#### [Goal of the exercise]
State how many lines in the listing below include the word "symbol". Give nothing but the number.
## BEGIN Exercise material
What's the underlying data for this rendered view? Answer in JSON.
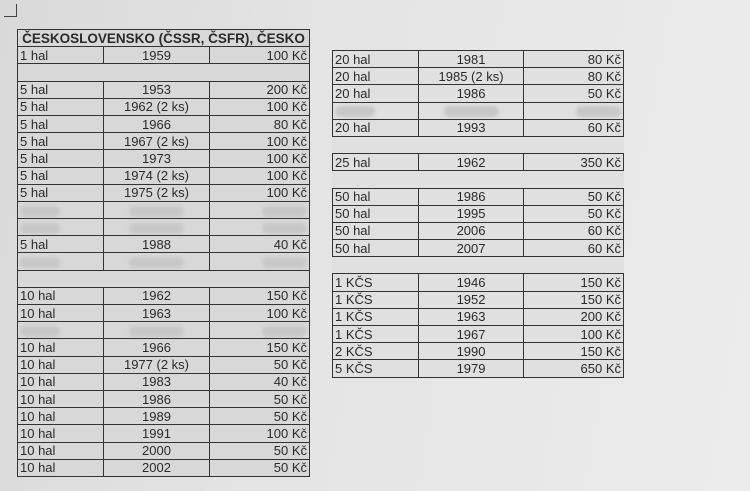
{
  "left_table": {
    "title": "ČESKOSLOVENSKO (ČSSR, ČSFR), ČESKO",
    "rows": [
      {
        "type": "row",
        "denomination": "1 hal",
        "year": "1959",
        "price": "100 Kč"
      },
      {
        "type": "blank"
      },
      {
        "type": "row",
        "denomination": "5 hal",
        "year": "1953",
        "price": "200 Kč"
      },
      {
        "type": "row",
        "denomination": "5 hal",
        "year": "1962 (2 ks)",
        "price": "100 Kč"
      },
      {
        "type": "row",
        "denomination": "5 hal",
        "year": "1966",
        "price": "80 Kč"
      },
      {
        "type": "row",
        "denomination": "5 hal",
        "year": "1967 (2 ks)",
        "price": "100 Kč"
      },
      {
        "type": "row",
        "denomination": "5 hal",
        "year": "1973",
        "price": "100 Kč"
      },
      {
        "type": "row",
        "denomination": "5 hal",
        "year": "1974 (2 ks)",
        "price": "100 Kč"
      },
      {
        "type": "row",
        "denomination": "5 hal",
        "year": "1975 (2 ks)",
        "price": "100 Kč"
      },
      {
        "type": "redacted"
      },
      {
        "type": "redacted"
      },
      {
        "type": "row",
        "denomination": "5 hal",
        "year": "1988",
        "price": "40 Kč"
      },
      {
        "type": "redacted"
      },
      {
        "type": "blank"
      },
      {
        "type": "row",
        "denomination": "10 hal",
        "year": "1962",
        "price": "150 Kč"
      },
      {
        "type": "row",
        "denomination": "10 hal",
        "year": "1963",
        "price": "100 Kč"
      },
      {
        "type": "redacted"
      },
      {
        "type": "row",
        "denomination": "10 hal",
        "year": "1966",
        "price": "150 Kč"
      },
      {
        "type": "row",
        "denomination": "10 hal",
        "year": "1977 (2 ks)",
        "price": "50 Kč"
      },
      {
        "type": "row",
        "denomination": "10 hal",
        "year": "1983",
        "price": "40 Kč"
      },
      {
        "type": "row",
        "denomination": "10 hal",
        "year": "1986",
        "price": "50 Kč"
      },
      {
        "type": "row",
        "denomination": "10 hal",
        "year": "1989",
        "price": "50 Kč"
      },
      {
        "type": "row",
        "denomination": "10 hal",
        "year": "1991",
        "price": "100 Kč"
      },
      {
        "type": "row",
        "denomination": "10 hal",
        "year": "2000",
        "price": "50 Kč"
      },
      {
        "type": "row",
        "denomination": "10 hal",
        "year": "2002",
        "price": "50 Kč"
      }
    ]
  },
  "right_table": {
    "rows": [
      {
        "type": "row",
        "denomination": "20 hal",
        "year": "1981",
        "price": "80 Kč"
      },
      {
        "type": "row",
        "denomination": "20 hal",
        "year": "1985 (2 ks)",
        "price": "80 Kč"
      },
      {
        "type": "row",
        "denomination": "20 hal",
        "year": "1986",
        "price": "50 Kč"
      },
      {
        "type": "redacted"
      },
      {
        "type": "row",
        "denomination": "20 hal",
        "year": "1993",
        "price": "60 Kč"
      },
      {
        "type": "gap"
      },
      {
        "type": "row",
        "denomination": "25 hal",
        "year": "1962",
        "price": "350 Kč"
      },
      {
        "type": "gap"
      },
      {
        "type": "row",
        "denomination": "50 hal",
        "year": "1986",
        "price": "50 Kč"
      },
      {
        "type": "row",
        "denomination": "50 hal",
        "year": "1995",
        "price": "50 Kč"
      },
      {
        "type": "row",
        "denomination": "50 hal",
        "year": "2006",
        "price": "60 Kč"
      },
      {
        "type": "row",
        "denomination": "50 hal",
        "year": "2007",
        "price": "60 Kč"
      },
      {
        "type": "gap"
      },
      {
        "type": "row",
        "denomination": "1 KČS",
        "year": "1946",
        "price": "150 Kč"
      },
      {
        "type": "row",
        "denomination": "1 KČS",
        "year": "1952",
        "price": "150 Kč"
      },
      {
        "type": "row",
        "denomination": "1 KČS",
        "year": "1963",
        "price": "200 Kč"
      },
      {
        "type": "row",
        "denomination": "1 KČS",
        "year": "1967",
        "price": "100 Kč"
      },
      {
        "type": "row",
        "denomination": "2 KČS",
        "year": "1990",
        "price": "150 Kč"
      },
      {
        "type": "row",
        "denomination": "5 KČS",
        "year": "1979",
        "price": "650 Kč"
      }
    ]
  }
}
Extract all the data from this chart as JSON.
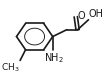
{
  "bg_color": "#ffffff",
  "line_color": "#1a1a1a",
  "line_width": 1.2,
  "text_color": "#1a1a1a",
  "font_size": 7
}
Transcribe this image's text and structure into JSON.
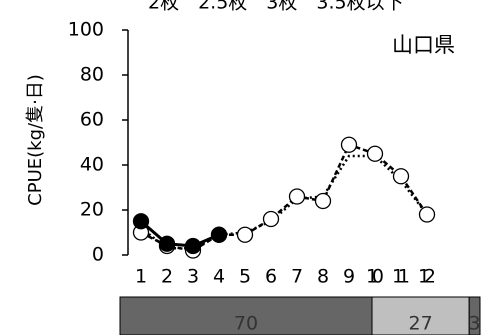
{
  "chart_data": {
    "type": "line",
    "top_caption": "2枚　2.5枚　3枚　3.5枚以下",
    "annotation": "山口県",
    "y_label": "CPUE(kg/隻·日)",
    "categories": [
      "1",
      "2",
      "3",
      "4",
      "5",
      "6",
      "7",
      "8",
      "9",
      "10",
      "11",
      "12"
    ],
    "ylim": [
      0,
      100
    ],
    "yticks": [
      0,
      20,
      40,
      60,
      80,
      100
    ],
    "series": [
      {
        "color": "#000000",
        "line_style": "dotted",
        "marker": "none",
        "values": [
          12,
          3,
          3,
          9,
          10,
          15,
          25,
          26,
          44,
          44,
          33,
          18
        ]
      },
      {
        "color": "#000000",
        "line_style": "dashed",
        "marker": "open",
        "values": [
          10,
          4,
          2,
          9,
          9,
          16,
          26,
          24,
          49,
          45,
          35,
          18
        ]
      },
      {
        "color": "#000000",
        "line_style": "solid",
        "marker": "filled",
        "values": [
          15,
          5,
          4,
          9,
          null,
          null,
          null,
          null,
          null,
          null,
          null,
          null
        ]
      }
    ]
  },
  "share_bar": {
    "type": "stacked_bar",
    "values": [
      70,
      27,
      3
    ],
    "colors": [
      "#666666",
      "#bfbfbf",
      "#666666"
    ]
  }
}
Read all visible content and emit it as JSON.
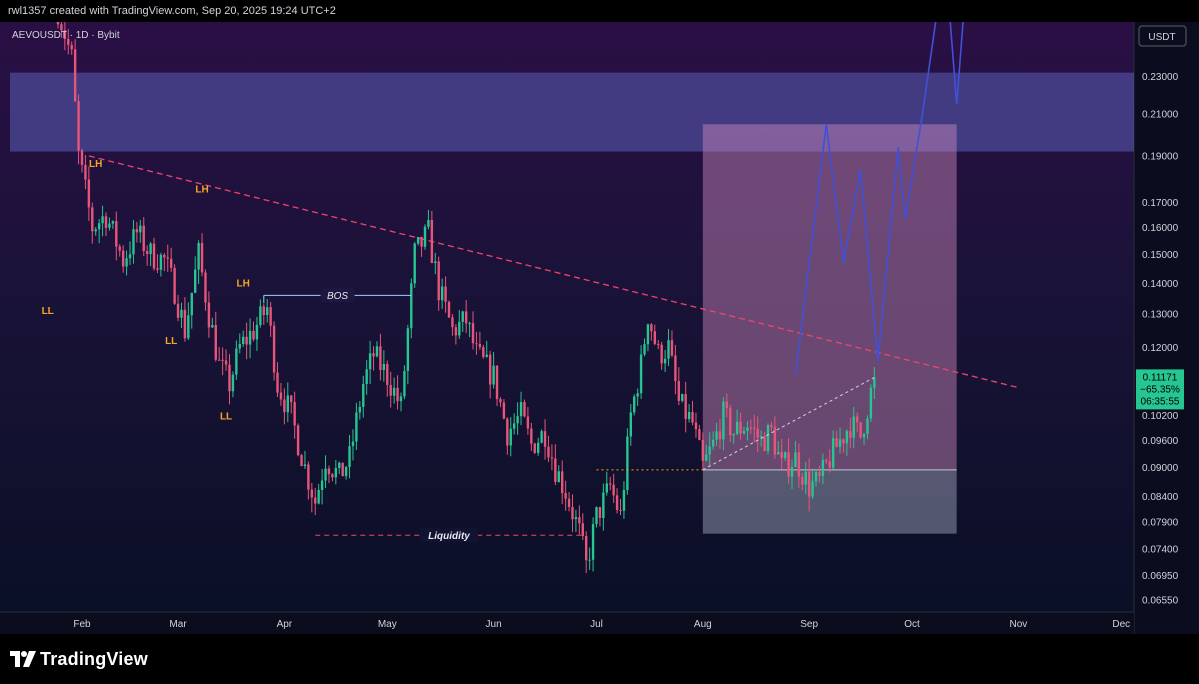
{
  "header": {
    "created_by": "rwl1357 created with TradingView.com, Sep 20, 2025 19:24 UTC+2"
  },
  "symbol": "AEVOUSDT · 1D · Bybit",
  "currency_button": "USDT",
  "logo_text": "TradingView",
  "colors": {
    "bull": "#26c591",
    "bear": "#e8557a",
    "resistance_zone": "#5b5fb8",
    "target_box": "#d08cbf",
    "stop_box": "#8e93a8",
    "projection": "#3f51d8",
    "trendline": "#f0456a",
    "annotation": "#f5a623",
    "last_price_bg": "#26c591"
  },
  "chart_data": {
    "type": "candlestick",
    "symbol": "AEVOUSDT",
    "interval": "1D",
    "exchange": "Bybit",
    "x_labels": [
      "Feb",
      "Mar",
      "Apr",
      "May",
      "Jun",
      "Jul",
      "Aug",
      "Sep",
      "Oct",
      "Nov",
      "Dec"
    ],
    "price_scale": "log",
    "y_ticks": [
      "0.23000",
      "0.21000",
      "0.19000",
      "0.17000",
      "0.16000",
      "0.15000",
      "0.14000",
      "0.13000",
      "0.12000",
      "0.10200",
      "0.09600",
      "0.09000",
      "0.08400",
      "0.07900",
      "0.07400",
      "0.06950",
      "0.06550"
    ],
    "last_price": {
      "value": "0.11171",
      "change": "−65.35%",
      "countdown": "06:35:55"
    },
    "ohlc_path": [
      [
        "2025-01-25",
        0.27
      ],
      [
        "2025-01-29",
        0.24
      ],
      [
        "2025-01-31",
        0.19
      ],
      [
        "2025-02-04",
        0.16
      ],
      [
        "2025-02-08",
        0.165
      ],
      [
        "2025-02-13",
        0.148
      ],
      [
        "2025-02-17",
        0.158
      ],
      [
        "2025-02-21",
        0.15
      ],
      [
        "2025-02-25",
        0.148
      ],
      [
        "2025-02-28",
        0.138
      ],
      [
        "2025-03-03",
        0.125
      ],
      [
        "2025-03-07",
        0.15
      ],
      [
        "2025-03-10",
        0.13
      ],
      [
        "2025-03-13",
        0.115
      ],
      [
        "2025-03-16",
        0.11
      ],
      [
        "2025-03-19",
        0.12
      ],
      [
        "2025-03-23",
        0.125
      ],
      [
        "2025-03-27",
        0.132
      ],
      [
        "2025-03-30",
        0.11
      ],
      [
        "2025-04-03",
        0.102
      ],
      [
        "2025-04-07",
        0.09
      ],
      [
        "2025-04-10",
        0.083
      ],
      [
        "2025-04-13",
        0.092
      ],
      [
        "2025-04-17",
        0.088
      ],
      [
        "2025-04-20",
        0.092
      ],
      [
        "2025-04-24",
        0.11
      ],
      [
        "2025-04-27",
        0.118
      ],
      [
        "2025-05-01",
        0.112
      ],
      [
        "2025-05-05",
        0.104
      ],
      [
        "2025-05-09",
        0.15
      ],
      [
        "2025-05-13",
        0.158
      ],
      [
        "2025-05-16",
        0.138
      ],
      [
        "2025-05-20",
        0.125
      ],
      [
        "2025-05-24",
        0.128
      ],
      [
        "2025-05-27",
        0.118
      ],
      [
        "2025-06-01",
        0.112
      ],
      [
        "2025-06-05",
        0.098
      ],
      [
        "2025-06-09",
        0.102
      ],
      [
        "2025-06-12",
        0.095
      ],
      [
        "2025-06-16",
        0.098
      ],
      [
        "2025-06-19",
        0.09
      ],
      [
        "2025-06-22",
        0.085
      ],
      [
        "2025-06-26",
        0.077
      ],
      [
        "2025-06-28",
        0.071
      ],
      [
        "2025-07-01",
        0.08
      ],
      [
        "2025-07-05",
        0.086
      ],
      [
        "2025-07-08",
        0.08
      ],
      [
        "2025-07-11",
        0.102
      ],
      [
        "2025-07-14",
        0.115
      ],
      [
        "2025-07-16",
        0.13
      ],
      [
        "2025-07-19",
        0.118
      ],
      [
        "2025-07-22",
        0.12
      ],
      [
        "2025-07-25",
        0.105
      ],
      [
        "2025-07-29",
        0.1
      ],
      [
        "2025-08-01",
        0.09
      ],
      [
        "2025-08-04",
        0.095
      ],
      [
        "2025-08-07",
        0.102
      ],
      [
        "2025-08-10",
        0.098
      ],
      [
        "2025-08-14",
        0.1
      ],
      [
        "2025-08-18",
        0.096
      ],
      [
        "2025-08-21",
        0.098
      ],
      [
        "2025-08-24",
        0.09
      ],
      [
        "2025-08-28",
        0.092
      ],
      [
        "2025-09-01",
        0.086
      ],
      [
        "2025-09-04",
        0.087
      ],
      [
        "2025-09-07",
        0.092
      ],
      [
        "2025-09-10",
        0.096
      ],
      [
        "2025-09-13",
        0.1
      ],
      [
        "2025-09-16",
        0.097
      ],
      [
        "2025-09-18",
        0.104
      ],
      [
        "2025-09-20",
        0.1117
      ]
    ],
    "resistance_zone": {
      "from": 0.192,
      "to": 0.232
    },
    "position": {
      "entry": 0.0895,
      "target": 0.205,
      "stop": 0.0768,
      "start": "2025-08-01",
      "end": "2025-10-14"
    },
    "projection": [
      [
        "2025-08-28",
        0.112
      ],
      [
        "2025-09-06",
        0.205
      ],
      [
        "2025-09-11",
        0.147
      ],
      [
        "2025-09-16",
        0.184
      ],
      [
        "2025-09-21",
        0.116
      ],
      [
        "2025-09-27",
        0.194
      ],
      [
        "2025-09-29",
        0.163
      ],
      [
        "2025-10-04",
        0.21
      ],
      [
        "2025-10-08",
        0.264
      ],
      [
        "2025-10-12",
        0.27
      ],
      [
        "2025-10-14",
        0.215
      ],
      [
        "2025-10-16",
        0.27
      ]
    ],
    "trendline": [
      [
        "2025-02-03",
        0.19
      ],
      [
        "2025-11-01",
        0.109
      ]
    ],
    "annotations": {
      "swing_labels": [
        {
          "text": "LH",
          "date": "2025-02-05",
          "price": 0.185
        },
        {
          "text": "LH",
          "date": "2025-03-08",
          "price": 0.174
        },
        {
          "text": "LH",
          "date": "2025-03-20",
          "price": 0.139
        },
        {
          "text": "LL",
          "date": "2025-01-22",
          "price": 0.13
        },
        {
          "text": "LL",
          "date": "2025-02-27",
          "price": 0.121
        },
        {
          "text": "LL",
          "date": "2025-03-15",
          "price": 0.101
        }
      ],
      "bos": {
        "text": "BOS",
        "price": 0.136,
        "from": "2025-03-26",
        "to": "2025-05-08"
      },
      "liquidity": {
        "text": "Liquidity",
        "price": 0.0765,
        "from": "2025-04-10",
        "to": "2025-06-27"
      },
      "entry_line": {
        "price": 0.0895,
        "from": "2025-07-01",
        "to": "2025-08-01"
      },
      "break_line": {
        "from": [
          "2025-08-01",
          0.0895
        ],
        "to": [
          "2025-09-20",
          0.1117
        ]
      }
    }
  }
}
## END Exercise material
#### [Task solution]
2